[Dataset excerpt]

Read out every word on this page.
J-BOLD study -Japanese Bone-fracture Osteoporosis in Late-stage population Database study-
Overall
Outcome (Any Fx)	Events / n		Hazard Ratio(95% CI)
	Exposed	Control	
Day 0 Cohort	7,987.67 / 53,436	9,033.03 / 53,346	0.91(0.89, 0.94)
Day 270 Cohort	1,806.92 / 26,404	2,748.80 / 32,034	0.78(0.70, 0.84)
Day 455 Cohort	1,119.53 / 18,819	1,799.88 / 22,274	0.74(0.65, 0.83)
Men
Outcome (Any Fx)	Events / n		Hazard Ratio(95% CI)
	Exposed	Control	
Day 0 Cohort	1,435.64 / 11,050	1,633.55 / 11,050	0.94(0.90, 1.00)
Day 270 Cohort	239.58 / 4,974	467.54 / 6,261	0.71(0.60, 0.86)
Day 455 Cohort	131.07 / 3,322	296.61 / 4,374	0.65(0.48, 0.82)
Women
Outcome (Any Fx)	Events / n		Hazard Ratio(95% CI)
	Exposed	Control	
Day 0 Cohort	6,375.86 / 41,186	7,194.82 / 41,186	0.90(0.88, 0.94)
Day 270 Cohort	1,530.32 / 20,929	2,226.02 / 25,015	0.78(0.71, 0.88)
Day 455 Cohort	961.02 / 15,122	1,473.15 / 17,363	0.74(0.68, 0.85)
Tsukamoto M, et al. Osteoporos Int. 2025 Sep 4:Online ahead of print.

**Task brief**.
Retype the records in full. Keep every line identical to the original.

**Solution to this task**.
Read out every word on this page.
J-BOLD study -Japanese Bone-fracture Osteoporosis in Late-stage population Database study-
Overall
Outcome (Any Fx)	Events / n		Hazard Ratio(95% CI)
	Exposed	Control	
Day 0 Cohort	7,987.67 / 53,436	9,033.03 / 53,346	0.91(0.89, 0.94)
Day 270 Cohort	1,806.92 / 26,404	2,748.80 / 32,034	0.78(0.70, 0.84)
Day 455 Cohort	1,119.53 / 18,819	1,799.88 / 22,274	0.74(0.65, 0.83)
Men
Outcome (Any Fx)	Events / n		Hazard Ratio(95% CI)
	Exposed	Control	
Day 0 Cohort	1,435.64 / 11,050	1,633.55 / 11,050	0.94(0.90, 1.00)
Day 270 Cohort	239.58 / 4,974	467.54 / 6,261	0.71(0.60, 0.86)
Day 455 Cohort	131.07 / 3,322	296.61 / 4,374	0.65(0.48, 0.82)
Women
Outcome (Any Fx)	Events / n		Hazard Ratio(95% CI)
	Exposed	Control	
Day 0 Cohort	6,375.86 / 41,186	7,194.82 / 41,186	0.90(0.88, 0.94)
Day 270 Cohort	1,530.32 / 20,929	2,226.02 / 25,015	0.78(0.71, 0.88)
Day 455 Cohort	961.02 / 15,122	1,473.15 / 17,363	0.74(0.68, 0.85)
Tsukamoto M, et al. Osteoporos Int. 2025 Sep 4:Online ahead of print.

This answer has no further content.